What to work on => Locate all lines in the data below that hold "Competition" and show them.

Records supplied =>
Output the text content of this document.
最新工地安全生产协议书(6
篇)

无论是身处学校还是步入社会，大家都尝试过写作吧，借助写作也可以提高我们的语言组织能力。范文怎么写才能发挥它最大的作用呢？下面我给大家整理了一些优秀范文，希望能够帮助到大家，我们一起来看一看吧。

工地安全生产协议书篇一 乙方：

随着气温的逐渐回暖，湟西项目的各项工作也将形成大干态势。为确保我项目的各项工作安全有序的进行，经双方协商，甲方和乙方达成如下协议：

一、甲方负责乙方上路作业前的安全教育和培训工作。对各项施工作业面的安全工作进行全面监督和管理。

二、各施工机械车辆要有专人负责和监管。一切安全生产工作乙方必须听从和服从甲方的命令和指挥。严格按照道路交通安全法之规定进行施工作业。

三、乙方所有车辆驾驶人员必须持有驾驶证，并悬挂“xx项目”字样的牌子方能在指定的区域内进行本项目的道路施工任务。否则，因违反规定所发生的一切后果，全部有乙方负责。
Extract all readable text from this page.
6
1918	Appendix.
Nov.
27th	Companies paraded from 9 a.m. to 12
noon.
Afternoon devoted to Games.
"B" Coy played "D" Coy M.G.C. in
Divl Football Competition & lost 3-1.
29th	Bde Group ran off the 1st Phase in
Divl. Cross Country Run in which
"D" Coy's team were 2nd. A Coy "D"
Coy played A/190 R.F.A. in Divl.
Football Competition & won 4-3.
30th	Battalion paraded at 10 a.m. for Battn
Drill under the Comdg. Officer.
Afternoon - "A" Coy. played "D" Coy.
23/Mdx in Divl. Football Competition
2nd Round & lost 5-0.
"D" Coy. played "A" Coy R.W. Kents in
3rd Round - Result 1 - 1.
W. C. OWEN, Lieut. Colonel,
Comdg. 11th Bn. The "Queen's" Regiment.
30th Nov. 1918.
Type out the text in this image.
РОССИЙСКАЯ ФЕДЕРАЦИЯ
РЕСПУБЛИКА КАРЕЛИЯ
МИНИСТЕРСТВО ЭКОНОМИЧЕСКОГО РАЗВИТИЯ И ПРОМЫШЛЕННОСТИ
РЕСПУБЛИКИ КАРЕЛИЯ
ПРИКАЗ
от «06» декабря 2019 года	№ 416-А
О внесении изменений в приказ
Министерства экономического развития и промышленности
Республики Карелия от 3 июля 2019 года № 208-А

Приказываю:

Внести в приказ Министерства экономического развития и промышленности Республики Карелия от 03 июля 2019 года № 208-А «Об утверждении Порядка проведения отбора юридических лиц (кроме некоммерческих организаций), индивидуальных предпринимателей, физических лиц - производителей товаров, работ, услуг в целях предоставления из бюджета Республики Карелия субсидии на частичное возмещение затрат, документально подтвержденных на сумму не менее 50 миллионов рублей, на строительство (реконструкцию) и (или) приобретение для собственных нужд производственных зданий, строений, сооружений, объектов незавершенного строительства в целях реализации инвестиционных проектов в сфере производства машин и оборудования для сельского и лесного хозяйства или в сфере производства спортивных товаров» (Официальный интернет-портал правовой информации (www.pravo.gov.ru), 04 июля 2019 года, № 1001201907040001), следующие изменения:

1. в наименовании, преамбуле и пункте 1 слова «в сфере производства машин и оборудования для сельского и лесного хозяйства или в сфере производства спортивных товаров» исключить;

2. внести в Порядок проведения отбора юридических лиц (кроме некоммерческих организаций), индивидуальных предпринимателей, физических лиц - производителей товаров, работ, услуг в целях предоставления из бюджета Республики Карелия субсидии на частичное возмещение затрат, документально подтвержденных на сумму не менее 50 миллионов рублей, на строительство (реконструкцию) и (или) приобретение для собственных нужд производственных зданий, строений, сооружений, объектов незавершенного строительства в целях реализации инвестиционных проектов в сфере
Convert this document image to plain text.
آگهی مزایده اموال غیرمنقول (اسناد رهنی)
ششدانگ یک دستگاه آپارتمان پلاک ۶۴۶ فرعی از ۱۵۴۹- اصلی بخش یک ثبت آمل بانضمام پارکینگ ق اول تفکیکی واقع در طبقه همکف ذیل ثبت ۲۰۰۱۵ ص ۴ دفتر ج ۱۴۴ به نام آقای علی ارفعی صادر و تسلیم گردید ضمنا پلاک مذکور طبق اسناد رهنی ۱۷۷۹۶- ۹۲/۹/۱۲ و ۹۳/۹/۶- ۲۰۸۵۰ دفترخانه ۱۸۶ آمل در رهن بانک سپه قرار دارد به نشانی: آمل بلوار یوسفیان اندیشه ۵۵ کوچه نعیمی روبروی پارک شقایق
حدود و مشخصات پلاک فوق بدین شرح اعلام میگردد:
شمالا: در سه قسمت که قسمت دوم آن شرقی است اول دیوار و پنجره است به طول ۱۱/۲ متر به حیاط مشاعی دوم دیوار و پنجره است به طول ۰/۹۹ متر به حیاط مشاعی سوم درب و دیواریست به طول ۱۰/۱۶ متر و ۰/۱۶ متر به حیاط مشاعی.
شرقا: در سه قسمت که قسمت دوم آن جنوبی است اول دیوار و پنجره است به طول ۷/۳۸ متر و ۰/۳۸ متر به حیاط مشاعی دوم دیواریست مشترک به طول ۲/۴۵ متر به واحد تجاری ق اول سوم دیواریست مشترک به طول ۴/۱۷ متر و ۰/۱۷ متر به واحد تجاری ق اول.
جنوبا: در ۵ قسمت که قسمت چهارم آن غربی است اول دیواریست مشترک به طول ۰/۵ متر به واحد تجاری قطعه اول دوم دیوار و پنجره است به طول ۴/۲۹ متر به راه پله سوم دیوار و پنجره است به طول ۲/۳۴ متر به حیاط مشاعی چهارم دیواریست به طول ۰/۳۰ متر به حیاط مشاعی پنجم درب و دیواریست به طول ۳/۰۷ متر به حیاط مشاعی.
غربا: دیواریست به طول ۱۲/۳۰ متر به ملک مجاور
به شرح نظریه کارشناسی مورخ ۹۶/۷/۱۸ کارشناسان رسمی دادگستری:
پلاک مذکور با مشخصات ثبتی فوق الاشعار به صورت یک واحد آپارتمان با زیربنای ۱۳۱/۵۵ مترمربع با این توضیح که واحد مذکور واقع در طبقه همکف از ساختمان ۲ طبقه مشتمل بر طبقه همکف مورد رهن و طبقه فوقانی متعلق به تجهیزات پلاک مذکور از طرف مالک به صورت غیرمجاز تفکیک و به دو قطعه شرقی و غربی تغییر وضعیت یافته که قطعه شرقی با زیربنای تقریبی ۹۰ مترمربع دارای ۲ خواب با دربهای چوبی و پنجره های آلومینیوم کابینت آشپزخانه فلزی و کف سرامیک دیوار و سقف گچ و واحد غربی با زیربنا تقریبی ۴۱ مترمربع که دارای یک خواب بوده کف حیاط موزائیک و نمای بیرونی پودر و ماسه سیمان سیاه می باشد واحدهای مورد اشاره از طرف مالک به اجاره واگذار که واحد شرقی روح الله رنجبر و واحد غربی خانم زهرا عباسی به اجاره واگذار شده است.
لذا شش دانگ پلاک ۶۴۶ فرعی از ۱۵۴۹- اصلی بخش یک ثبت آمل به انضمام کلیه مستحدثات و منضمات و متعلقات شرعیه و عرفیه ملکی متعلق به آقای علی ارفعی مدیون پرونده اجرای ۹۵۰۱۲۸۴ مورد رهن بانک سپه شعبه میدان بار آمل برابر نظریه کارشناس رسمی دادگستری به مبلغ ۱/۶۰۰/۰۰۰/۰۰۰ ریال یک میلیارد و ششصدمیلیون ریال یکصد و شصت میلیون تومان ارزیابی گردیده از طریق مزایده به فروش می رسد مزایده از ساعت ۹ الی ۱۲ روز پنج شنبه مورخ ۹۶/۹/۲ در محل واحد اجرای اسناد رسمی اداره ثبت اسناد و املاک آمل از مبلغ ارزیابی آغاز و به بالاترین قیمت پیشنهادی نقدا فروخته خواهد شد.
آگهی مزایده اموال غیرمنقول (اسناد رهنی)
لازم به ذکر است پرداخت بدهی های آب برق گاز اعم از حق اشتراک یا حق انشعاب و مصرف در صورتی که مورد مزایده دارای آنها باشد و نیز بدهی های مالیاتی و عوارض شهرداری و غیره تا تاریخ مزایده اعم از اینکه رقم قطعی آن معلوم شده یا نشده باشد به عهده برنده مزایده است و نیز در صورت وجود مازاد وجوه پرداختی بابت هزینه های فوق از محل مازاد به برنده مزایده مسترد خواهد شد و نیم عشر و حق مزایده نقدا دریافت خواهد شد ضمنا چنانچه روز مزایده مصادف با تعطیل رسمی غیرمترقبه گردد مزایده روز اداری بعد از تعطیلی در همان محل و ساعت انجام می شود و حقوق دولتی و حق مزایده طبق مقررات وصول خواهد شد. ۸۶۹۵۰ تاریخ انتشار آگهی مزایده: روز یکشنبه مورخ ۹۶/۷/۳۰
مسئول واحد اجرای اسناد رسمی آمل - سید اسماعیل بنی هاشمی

Response to the exercise =>
Divl Football Competition & lost 3-1.
Football Competition & won 4-3.
23/Mdx in Divl. Football Competition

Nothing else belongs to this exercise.